▶ **Written instruction**
From the listing that follows, output everything exactly except the pictures.

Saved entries
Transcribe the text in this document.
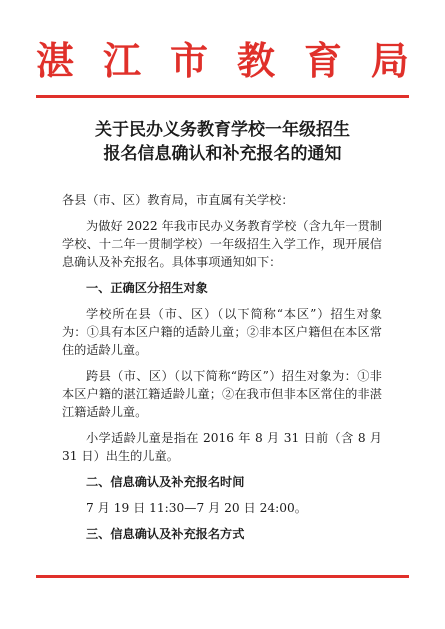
湛 江 市 教 育 局
关于民办义务教育学校一年级招生
报名信息确认和补充报名的通知

各县（市、区）教育局，市直属有关学校：

为做好 2022 年我市民办义务教育学校（含九年一贯制学校、十二年一贯制学校）一年级招生入学工作，现开展信息确认及补充报名。具体事项通知如下：

一、正确区分招生对象

学校所在县（市、区）（以下简称“本区”）招生对象为：①具有本区户籍的适龄儿童；②非本区户籍但在本区常住的适龄儿童。

跨县（市、区）（以下简称“跨区”）招生对象为：①非本区户籍的湛江籍适龄儿童；②在我市但非本区常住的非湛江籍适龄儿童。

小学适龄儿童是指在 2016 年 8 月 31 日前（含 8 月 31 日）出生的儿童。

二、信息确认及补充报名时间

7 月 19 日 11:30—7 月 20 日 24:00。

三、信息确认及补充报名方式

▶ **The answer**
Transcribe the text in this document.
湛 江 市 教 育 局
关于民办义务教育学校一年级招生
报名信息确认和补充报名的通知

各县（市、区）教育局，市直属有关学校：

为做好 2022 年我市民办义务教育学校（含九年一贯制学校、十二年一贯制学校）一年级招生入学工作，现开展信息确认及补充报名。具体事项通知如下：

一、正确区分招生对象

学校所在县（市、区）（以下简称“本区”）招生对象为：①具有本区户籍的适龄儿童；②非本区户籍但在本区常住的适龄儿童。

跨县（市、区）（以下简称“跨区”）招生对象为：①非本区户籍的湛江籍适龄儿童；②在我市但非本区常住的非湛江籍适龄儿童。

小学适龄儿童是指在 2016 年 8 月 31 日前（含 8 月 31 日）出生的儿童。

二、信息确认及补充报名时间

7 月 19 日 11:30—7 月 20 日 24:00。

三、信息确认及补充报名方式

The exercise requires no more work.